►

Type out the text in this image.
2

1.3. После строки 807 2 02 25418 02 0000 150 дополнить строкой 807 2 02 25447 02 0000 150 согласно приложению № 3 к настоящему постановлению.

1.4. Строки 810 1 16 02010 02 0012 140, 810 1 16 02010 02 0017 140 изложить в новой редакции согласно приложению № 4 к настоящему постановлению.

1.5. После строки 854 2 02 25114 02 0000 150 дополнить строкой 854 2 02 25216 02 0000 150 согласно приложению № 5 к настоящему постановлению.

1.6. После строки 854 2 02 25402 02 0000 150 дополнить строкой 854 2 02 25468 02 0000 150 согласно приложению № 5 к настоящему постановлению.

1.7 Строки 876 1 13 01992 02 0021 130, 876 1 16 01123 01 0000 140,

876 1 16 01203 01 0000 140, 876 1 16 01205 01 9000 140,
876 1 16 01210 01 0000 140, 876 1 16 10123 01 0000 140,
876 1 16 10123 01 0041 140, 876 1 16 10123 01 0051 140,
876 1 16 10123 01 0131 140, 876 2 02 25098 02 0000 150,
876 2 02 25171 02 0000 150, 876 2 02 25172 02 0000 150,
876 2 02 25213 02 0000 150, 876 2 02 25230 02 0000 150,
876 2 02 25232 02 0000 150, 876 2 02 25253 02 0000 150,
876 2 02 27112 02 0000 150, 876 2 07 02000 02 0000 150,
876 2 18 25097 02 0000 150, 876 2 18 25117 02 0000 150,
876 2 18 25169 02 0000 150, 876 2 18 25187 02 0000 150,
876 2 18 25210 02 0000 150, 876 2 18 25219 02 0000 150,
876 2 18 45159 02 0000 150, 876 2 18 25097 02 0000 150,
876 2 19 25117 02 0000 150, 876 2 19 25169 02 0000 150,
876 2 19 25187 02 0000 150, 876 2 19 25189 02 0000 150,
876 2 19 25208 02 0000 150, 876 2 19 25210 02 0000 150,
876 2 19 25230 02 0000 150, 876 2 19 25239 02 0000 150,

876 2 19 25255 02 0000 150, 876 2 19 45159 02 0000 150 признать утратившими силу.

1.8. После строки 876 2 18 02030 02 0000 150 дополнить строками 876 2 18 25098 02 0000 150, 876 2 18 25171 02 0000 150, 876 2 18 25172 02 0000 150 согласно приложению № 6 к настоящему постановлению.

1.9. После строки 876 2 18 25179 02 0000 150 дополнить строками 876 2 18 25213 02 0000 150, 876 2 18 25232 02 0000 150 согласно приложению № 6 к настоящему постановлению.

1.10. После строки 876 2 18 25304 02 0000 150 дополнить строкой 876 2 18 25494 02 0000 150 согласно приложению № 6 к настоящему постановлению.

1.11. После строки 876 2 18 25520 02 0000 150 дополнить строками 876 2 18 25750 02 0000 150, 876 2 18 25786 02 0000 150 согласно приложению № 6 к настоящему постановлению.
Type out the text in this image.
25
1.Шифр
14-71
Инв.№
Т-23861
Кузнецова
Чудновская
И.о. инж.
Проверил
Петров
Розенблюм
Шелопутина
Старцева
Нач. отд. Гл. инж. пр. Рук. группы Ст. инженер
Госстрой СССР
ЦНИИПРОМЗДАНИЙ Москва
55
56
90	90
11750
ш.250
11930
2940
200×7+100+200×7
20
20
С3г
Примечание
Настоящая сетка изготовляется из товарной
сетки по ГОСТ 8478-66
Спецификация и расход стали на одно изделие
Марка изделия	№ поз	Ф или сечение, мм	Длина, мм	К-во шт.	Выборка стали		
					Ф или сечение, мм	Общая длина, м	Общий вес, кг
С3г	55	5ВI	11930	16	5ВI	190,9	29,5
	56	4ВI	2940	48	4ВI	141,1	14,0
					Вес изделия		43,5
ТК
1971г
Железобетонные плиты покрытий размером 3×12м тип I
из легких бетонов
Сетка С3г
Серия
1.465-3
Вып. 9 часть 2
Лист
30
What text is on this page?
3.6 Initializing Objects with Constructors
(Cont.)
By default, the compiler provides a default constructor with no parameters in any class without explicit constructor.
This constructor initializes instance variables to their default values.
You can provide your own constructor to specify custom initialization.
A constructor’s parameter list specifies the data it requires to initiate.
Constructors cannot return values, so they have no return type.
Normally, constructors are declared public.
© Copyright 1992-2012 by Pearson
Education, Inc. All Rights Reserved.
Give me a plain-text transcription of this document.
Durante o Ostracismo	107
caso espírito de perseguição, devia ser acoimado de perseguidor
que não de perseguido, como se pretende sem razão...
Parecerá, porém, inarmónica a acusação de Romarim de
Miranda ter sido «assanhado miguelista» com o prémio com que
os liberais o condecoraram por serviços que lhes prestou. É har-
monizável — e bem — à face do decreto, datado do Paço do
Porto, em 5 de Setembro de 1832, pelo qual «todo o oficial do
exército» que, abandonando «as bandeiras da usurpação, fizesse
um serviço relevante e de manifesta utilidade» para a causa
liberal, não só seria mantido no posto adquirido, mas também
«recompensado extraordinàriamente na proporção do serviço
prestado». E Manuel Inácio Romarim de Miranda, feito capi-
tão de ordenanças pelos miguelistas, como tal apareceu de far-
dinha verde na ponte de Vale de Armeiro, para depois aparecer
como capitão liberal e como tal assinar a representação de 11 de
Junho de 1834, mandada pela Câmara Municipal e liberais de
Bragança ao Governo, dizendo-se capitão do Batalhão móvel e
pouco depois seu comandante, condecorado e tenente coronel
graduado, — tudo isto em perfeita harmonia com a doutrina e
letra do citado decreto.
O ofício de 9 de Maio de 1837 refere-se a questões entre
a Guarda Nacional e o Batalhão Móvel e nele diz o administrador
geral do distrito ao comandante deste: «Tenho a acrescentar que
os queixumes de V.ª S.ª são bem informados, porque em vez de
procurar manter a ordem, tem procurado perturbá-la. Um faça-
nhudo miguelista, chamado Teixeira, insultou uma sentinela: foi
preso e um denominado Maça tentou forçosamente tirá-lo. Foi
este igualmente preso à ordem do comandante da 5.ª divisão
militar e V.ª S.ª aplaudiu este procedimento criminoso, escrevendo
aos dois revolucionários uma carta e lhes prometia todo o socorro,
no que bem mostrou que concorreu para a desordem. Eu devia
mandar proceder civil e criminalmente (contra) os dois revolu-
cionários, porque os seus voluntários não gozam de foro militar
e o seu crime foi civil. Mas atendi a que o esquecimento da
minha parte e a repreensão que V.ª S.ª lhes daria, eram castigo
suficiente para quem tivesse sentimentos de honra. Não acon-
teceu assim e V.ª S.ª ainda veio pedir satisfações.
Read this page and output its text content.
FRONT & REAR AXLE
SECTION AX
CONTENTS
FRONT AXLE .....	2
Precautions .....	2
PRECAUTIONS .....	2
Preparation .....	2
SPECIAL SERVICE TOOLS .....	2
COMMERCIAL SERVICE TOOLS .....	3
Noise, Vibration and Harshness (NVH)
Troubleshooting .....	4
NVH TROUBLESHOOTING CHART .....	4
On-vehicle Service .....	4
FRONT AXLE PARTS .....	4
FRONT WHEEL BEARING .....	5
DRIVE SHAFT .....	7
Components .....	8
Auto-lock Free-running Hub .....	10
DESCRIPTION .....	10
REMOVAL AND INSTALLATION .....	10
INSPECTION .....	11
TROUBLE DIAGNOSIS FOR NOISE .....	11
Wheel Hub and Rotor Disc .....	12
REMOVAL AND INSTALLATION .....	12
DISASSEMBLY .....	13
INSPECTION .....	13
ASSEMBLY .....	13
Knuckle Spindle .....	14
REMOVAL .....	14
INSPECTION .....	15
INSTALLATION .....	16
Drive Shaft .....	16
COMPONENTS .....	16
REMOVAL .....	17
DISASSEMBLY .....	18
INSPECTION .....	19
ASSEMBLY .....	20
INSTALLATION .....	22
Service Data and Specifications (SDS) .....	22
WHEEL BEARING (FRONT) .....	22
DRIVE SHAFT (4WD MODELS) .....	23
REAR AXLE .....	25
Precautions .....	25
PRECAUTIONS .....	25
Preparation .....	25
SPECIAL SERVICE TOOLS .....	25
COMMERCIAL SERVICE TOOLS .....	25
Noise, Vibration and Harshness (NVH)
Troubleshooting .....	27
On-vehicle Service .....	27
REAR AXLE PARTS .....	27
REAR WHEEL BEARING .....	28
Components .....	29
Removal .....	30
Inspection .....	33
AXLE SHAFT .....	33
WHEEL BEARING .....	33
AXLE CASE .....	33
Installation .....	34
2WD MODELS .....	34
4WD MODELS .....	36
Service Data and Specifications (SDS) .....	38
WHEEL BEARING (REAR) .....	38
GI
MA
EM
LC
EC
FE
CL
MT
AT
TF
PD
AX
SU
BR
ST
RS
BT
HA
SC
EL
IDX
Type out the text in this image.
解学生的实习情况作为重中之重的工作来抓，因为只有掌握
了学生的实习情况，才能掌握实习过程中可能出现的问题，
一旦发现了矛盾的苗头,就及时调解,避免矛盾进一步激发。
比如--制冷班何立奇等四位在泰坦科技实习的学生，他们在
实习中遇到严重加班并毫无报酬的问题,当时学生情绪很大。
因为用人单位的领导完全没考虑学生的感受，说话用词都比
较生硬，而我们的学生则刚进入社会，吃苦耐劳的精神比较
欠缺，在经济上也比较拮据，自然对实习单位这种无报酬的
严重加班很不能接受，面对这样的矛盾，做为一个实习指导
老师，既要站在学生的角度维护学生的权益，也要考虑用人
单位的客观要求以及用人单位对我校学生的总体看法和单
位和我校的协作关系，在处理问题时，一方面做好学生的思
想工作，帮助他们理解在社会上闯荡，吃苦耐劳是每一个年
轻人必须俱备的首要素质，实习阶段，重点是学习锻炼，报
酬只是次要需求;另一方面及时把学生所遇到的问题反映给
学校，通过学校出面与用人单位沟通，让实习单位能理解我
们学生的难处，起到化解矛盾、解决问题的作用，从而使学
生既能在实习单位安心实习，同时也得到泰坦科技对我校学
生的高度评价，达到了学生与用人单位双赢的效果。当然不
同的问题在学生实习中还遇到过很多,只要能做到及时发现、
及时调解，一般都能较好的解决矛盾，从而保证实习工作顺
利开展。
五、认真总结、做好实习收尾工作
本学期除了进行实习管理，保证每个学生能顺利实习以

◄

The problem
Only a number is expected here: the count of lines in the listing that hold the string "page".

The answer
2